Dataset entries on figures
** start **
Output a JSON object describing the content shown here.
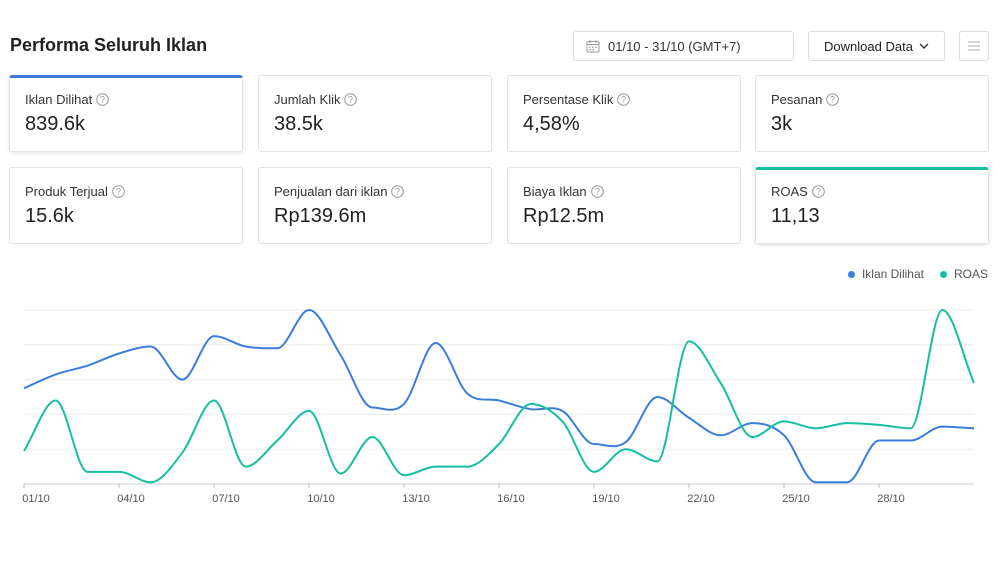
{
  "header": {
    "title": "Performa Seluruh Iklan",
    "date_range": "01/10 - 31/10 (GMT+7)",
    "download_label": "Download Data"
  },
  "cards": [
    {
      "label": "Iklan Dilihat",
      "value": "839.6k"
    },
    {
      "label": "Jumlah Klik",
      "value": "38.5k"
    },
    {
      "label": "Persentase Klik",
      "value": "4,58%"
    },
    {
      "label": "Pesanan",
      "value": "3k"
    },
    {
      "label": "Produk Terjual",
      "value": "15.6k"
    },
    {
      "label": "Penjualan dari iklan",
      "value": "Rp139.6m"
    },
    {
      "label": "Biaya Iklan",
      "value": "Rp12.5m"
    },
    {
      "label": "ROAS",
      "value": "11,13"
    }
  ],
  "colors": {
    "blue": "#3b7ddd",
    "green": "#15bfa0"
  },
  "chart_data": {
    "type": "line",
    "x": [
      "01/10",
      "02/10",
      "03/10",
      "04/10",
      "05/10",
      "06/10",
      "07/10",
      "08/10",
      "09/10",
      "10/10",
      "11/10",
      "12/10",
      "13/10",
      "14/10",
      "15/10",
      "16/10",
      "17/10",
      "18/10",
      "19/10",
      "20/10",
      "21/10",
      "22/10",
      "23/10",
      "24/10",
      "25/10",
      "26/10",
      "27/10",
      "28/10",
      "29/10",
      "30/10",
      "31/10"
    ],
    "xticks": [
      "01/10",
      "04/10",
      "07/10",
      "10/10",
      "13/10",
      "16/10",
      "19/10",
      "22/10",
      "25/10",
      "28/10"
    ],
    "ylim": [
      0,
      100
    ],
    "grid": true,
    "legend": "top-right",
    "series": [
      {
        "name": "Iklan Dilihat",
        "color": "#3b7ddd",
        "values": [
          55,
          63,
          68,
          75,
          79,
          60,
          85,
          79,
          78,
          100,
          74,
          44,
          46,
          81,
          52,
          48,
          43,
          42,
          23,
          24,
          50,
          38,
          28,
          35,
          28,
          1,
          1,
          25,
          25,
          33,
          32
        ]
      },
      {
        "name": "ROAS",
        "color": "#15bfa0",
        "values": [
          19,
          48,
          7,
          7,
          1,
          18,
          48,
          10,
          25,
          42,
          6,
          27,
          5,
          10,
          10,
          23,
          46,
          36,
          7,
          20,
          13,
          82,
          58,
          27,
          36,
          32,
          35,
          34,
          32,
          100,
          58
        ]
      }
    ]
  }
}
** end **
*Task instructions:*
Reproduce the records verbatim, omitting all images they contain.

*Reply:*
Output a JSON object describing the content shown here.
{
  "header": {
    "title": "Performa Seluruh Iklan",
    "date_range": "01/10 - 31/10 (GMT+7)",
    "download_label": "Download Data"
  },
  "cards": [
    {
      "label": "Iklan Dilihat",
      "value": "839.6k"
    },
    {
      "label": "Jumlah Klik",
      "value": "38.5k"
    },
    {
      "label": "Persentase Klik",
      "value": "4,58%"
    },
    {
      "label": "Pesanan",
      "value": "3k"
    },
    {
      "label": "Produk Terjual",
      "value": "15.6k"
    },
    {
      "label": "Penjualan dari iklan",
      "value": "Rp139.6m"
    },
    {
      "label": "Biaya Iklan",
      "value": "Rp12.5m"
    },
    {
      "label": "ROAS",
      "value": "11,13"
    }
  ],
  "colors": {
    "blue": "#3b7ddd",
    "green": "#15bfa0"
  },
  "chart_data": {
    "type": "line",
    "x": [
      "01/10",
      "02/10",
      "03/10",
      "04/10",
      "05/10",
      "06/10",
      "07/10",
      "08/10",
      "09/10",
      "10/10",
      "11/10",
      "12/10",
      "13/10",
      "14/10",
      "15/10",
      "16/10",
      "17/10",
      "18/10",
      "19/10",
      "20/10",
      "21/10",
      "22/10",
      "23/10",
      "24/10",
      "25/10",
      "26/10",
      "27/10",
      "28/10",
      "29/10",
      "30/10",
      "31/10"
    ],
    "xticks": [
      "01/10",
      "04/10",
      "07/10",
      "10/10",
      "13/10",
      "16/10",
      "19/10",
      "22/10",
      "25/10",
      "28/10"
    ],
    "ylim": [
      0,
      100
    ],
    "grid": true,
    "legend": "top-right",
    "series": [
      {
        "name": "Iklan Dilihat",
        "color": "#3b7ddd",
        "values": [
          55,
          63,
          68,
          75,
          79,
          60,
          85,
          79,
          78,
          100,
          74,
          44,
          46,
          81,
          52,
          48,
          43,
          42,
          23,
          24,
          50,
          38,
          28,
          35,
          28,
          1,
          1,
          25,
          25,
          33,
          32
        ]
      },
      {
        "name": "ROAS",
        "color": "#15bfa0",
        "values": [
          19,
          48,
          7,
          7,
          1,
          18,
          48,
          10,
          25,
          42,
          6,
          27,
          5,
          10,
          10,
          23,
          46,
          36,
          7,
          20,
          13,
          82,
          58,
          27,
          36,
          32,
          35,
          34,
          32,
          100,
          58
        ]
      }
    ]
  }
}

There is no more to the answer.